Exercise materials:
________________

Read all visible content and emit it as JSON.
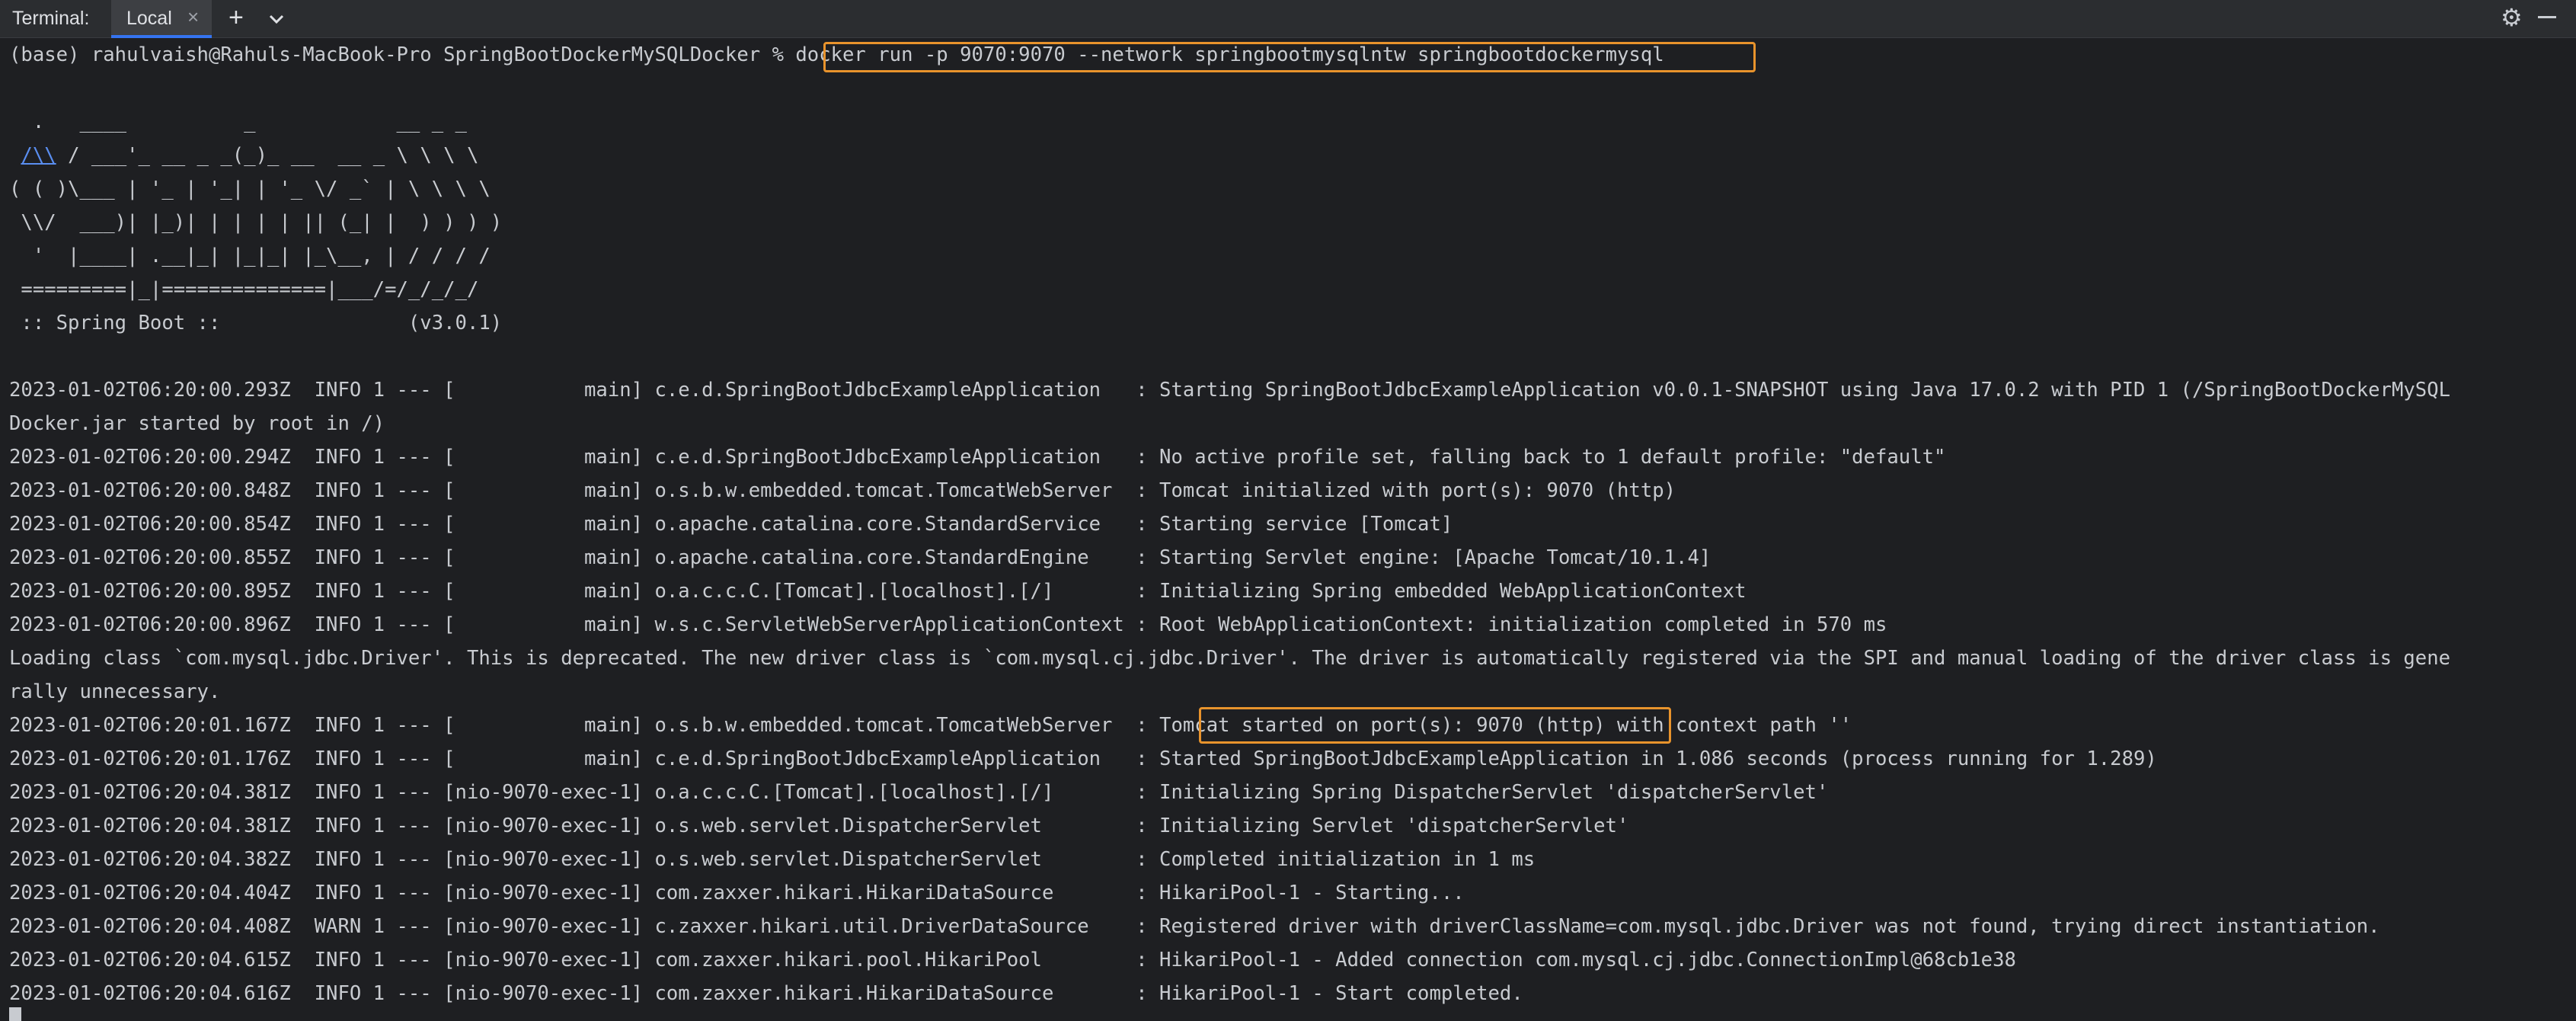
{
  "tabbar": {
    "title": "Terminal:",
    "tab_label": "Local",
    "close_glyph": "×",
    "add_glyph": "+",
    "icons": [
      "close-icon",
      "plus-icon",
      "chevron-down-icon",
      "gear-icon",
      "minimize-icon"
    ]
  },
  "accent": "#e8932c",
  "terminal": {
    "prompt": "(base) rahulvaish@Rahuls-MacBook-Pro SpringBootDockerMySQLDocker % ",
    "command": "docker run -p 9070:9070 --network springbootmysqlntw springbootdockermysql",
    "banner": {
      "l1": "  .   ____          _            __ _ _",
      "l2_link": "/\\\\",
      "l2_rest": " / ___'_ __ _ _(_)_ __  __ _ \\ \\ \\ \\",
      "l3": "( ( )\\___ | '_ | '_| | '_ \\/ _` | \\ \\ \\ \\",
      "l4": " \\\\/  ___)| |_)| | | | | || (_| |  ) ) ) )",
      "l5": "  '  |____| .__|_| |_|_| |_\\__, | / / / /",
      "l6": " =========|_|==============|___/=/_/_/_/",
      "l7": " :: Spring Boot ::                (v3.0.1)"
    },
    "logs": {
      "r1": "2023-01-02T06:20:00.293Z  INFO 1 --- [           main] c.e.d.SpringBootJdbcExampleApplication   : Starting SpringBootJdbcExampleApplication v0.0.1-SNAPSHOT using Java 17.0.2 with PID 1 (/SpringBootDockerMySQL",
      "r1b": "Docker.jar started by root in /)",
      "r2": "2023-01-02T06:20:00.294Z  INFO 1 --- [           main] c.e.d.SpringBootJdbcExampleApplication   : No active profile set, falling back to 1 default profile: \"default\"",
      "r3": "2023-01-02T06:20:00.848Z  INFO 1 --- [           main] o.s.b.w.embedded.tomcat.TomcatWebServer  : Tomcat initialized with port(s): 9070 (http)",
      "r4": "2023-01-02T06:20:00.854Z  INFO 1 --- [           main] o.apache.catalina.core.StandardService   : Starting service [Tomcat]",
      "r5": "2023-01-02T06:20:00.855Z  INFO 1 --- [           main] o.apache.catalina.core.StandardEngine    : Starting Servlet engine: [Apache Tomcat/10.1.4]",
      "r6": "2023-01-02T06:20:00.895Z  INFO 1 --- [           main] o.a.c.c.C.[Tomcat].[localhost].[/]       : Initializing Spring embedded WebApplicationContext",
      "r7": "2023-01-02T06:20:00.896Z  INFO 1 --- [           main] w.s.c.ServletWebServerApplicationContext : Root WebApplicationContext: initialization completed in 570 ms",
      "r8": "Loading class `com.mysql.jdbc.Driver'. This is deprecated. The new driver class is `com.mysql.cj.jdbc.Driver'. The driver is automatically registered via the SPI and manual loading of the driver class is gene",
      "r8b": "rally unnecessary.",
      "r9_prefix": "2023-01-02T06:20:01.167Z  INFO 1 --- [           main] o.s.b.w.embedded.tomcat.TomcatWebServer  : ",
      "r9_highlight": "Tomcat started on port(s): 9070 (http)",
      "r9_suffix": " with context path ''",
      "r10": "2023-01-02T06:20:01.176Z  INFO 1 --- [           main] c.e.d.SpringBootJdbcExampleApplication   : Started SpringBootJdbcExampleApplication in 1.086 seconds (process running for 1.289)",
      "r11": "2023-01-02T06:20:04.381Z  INFO 1 --- [nio-9070-exec-1] o.a.c.c.C.[Tomcat].[localhost].[/]       : Initializing Spring DispatcherServlet 'dispatcherServlet'",
      "r12": "2023-01-02T06:20:04.381Z  INFO 1 --- [nio-9070-exec-1] o.s.web.servlet.DispatcherServlet        : Initializing Servlet 'dispatcherServlet'",
      "r13": "2023-01-02T06:20:04.382Z  INFO 1 --- [nio-9070-exec-1] o.s.web.servlet.DispatcherServlet        : Completed initialization in 1 ms",
      "r14": "2023-01-02T06:20:04.404Z  INFO 1 --- [nio-9070-exec-1] com.zaxxer.hikari.HikariDataSource       : HikariPool-1 - Starting...",
      "r15": "2023-01-02T06:20:04.408Z  WARN 1 --- [nio-9070-exec-1] c.zaxxer.hikari.util.DriverDataSource    : Registered driver with driverClassName=com.mysql.jdbc.Driver was not found, trying direct instantiation.",
      "r16": "2023-01-02T06:20:04.615Z  INFO 1 --- [nio-9070-exec-1] com.zaxxer.hikari.pool.HikariPool        : HikariPool-1 - Added connection com.mysql.cj.jdbc.ConnectionImpl@68cb1e38",
      "r17": "2023-01-02T06:20:04.616Z  INFO 1 --- [nio-9070-exec-1] com.zaxxer.hikari.HikariDataSource       : HikariPool-1 - Start completed."
    }
  }
}
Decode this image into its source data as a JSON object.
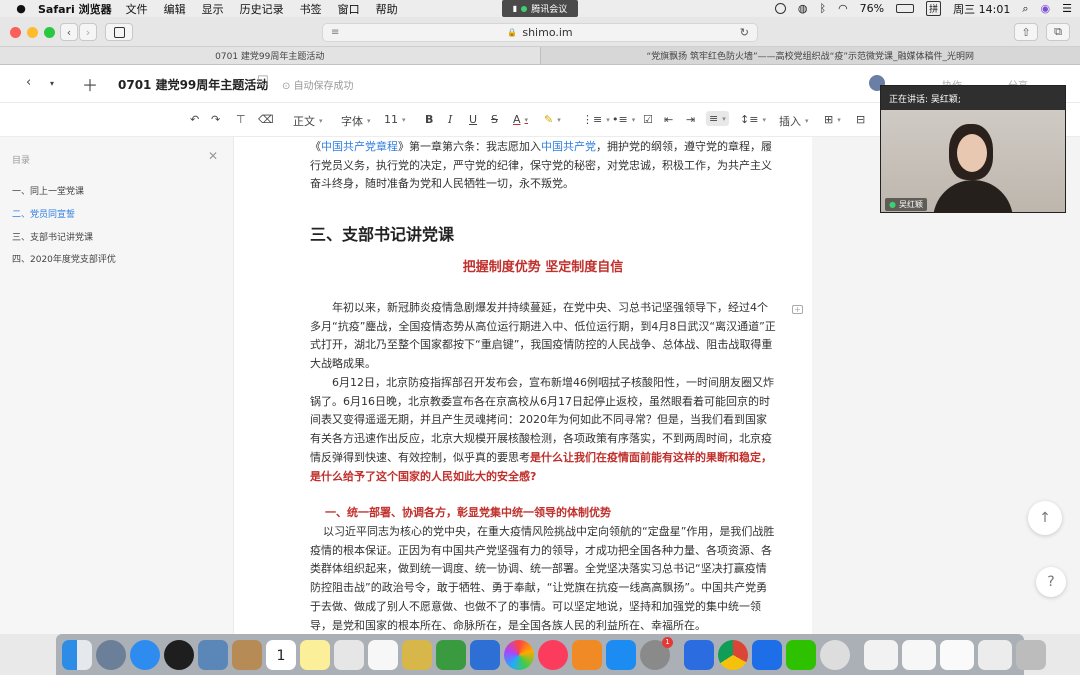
{
  "menubar": {
    "app_name": "Safari 浏览器",
    "items": [
      "文件",
      "编辑",
      "显示",
      "历史记录",
      "书签",
      "窗口",
      "帮助"
    ],
    "center_label": "腾讯会议",
    "battery": "76%",
    "input_method": "拼",
    "clock": "周三 14:01"
  },
  "browser": {
    "url": "shimo.im",
    "tabs": [
      {
        "label": "0701 建党99周年主题活动",
        "active": true
      },
      {
        "label": "“党旗飘扬 筑牢红色防火墙”——高校党组织战“疫”示范微党课_融媒体稿件_光明网",
        "active": false
      }
    ]
  },
  "doc": {
    "title": "0701 建党99周年主题活动",
    "save_status": "自动保存成功",
    "header_right": [
      "协作",
      "分享"
    ]
  },
  "format_toolbar": {
    "style": "正文",
    "font": "字体",
    "size": "11",
    "insert": "插入"
  },
  "toc": {
    "header": "目录",
    "items": [
      {
        "label": "一、同上一堂党课",
        "active": false
      },
      {
        "label": "二、党员同宣誓",
        "active": true
      },
      {
        "label": "三、支部书记讲党课",
        "active": false
      },
      {
        "label": "四、2020年度党支部评优",
        "active": false
      }
    ]
  },
  "content": {
    "p1_prefix": "《",
    "p1_link1": "中国共产党章程",
    "p1_mid": "》第一章第六条：我志愿加入",
    "p1_link2": "中国共产党",
    "p1_rest": "，拥护党的纲领，遵守党的章程，履行党员义务，执行党的决定，严守党的纪律，保守党的秘密，对党忠诚，积极工作，为共产主义奋斗终身，随时准备为党和人民牺牲一切，永不叛党。",
    "h2": "三、支部书记讲党课",
    "h_center": "把握制度优势 坚定制度自信",
    "p2": "年初以来，新冠肺炎疫情急剧爆发并持续蔓延，在党中央、习总书记坚强领导下，经过4个多月“抗疫”鏖战，全国疫情态势从高位运行期进入中、低位运行期，到4月8日武汉“离汉通道”正式打开，湖北乃至整个国家都按下“重启键”，我国疫情防控的人民战争、总体战、阻击战取得重大战略成果。",
    "p3_plain": "6月12日，北京防疫指挥部召开发布会，宣布新增46例咽拭子核酸阳性，一时间朋友圈又炸锅了。6月16日晚，北京教委宣布各在京高校从6月17日起停止返校，虽然眼看着可能回京的时间表又变得遥遥无期，并且产生灵魂拷问：2020年为何如此不同寻常？但是，当我们看到国家有关各方迅速作出反应，北京大规模开展核酸检测，各项政策有序落实，不到两周时间，北京疫情反弹得到快速、有效控制，似乎真的要思考",
    "p3_red": "是什么让我们在疫情面前能有这样的果断和稳定，是什么给予了这个国家的人民如此大的安全感?",
    "h3": "一、统一部署、协调各方，彰显党集中统一领导的体制优势",
    "p4": "以习近平同志为核心的党中央，在重大疫情风险挑战中定向领航的“定盘星”作用，是我们战胜疫情的根本保证。正因为有中国共产党坚强有力的领导，才成功把全国各种力量、各项资源、各类群体组织起来，做到统一调度、统一协调、统一部署。全党坚决落实习总书记“坚决打赢疫情防控阻击战”的政治号令，敢于牺牲、勇于奉献，“让党旗在抗疫一线高高飘扬”。中国共产党勇于去做、做成了别人不愿意做、也做不了的事情。可以坚定地说，坚持和加强党的集中统一领导，是党和国家的根本所在、命脉所在，是全国各族人民的利益所在、幸福所在。"
  },
  "meeting": {
    "speaking_label": "正在讲话: 吴红颖;",
    "participant_name": "吴红颖"
  },
  "dock": {
    "calendar_day": "1",
    "badge_count": "1"
  },
  "colors": {
    "accent": "#2f7fe0",
    "heading_red": "#c0302c"
  }
}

________________

What is expected:
Find every line in the records that contains the word "HikariPool"; copy those lines.

Complete output:
      "r14": "2023-01-02T06:20:04.404Z  INFO 1 --- [nio-9070-exec-1] com.zaxxer.hikari.HikariDataSource       : HikariPool-1 - Starting...",
      "r16": "2023-01-02T06:20:04.615Z  INFO 1 --- [nio-9070-exec-1] com.zaxxer.hikari.pool.HikariPool        : HikariPool-1 - Added connection com.mysql.cj.jdbc.ConnectionImpl@68cb1e38",
      "r17": "2023-01-02T06:20:04.616Z  INFO 1 --- [nio-9070-exec-1] com.zaxxer.hikari.HikariDataSource       : HikariPool-1 - Start completed."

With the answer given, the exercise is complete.